Stated task: Return all lines from the listing below in which the string "Filters" occurs.

---------- Extracted material

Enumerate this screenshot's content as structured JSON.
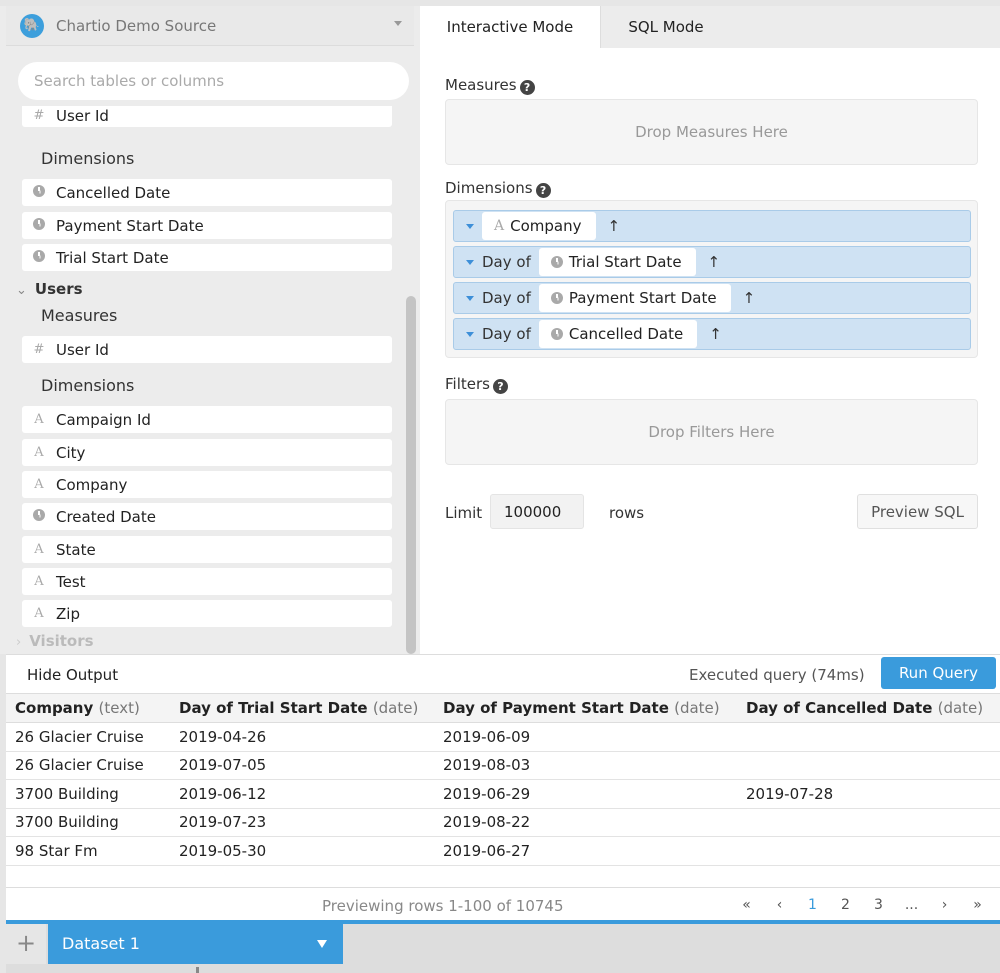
{
  "source": {
    "name": "Chartio Demo Source",
    "icon": "postgres-icon"
  },
  "search": {
    "placeholder": "Search tables or columns"
  },
  "tree": {
    "top_partial_field": "User Id",
    "prev_group": {
      "dimensions_label": "Dimensions",
      "dimensions": [
        "Cancelled Date",
        "Payment Start Date",
        "Trial Start Date"
      ]
    },
    "users_group": {
      "label": "Users",
      "measures_label": "Measures",
      "measures": [
        "User Id"
      ],
      "dimensions_label": "Dimensions",
      "dimensions": [
        {
          "name": "Campaign Id",
          "type": "text"
        },
        {
          "name": "City",
          "type": "text"
        },
        {
          "name": "Company",
          "type": "text"
        },
        {
          "name": "Created Date",
          "type": "date"
        },
        {
          "name": "State",
          "type": "text"
        },
        {
          "name": "Test",
          "type": "text"
        },
        {
          "name": "Zip",
          "type": "text"
        }
      ]
    },
    "collapsed_group": "Visitors"
  },
  "tabs": {
    "interactive": "Interactive Mode",
    "sql": "SQL Mode"
  },
  "builder": {
    "measures_title": "Measures",
    "measures_drop": "Drop Measures Here",
    "dimensions_title": "Dimensions",
    "dimensions": [
      {
        "prefix": "",
        "field": "Company",
        "type": "text",
        "sort": "↑"
      },
      {
        "prefix": "Day of",
        "field": "Trial Start Date",
        "type": "date",
        "sort": "↑"
      },
      {
        "prefix": "Day of",
        "field": "Payment Start Date",
        "type": "date",
        "sort": "↑"
      },
      {
        "prefix": "Day of",
        "field": "Cancelled Date",
        "type": "date",
        "sort": "↑"
      }
    ],
    "filters_title": "Filters",
    "filters_drop": "Drop Filters Here",
    "limit_label": "Limit",
    "limit_value": "100000",
    "rows_label": "rows",
    "preview_sql": "Preview SQL"
  },
  "output": {
    "hide_label": "Hide Output",
    "status": "Executed query (74ms)",
    "run_label": "Run Query",
    "columns": [
      {
        "name": "Company",
        "type": "(text)"
      },
      {
        "name": "Day of Trial Start Date",
        "type": "(date)"
      },
      {
        "name": "Day of Payment Start Date",
        "type": "(date)"
      },
      {
        "name": "Day of Cancelled Date",
        "type": "(date)"
      }
    ],
    "rows": [
      [
        "26 Glacier Cruise",
        "2019-04-26",
        "2019-06-09",
        ""
      ],
      [
        "26 Glacier Cruise",
        "2019-07-05",
        "2019-08-03",
        ""
      ],
      [
        "3700 Building",
        "2019-06-12",
        "2019-06-29",
        "2019-07-28"
      ],
      [
        "3700 Building",
        "2019-07-23",
        "2019-08-22",
        ""
      ],
      [
        "98 Star Fm",
        "2019-05-30",
        "2019-06-27",
        ""
      ]
    ],
    "preview_text": "Previewing rows 1-100 of 10745",
    "pager": [
      "«",
      "‹",
      "1",
      "2",
      "3",
      "...",
      "›",
      "»"
    ],
    "pager_active": "1"
  },
  "dataset": {
    "add_label": "+",
    "name": "Dataset 1"
  },
  "colors": {
    "accent": "#3a9bdc",
    "dimension_bg": "#cfe2f3",
    "panel_bg": "#ececec"
  }
}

--------------------

Correct response:
    "filters_title": "Filters",
    "filters_drop": "Drop Filters Here",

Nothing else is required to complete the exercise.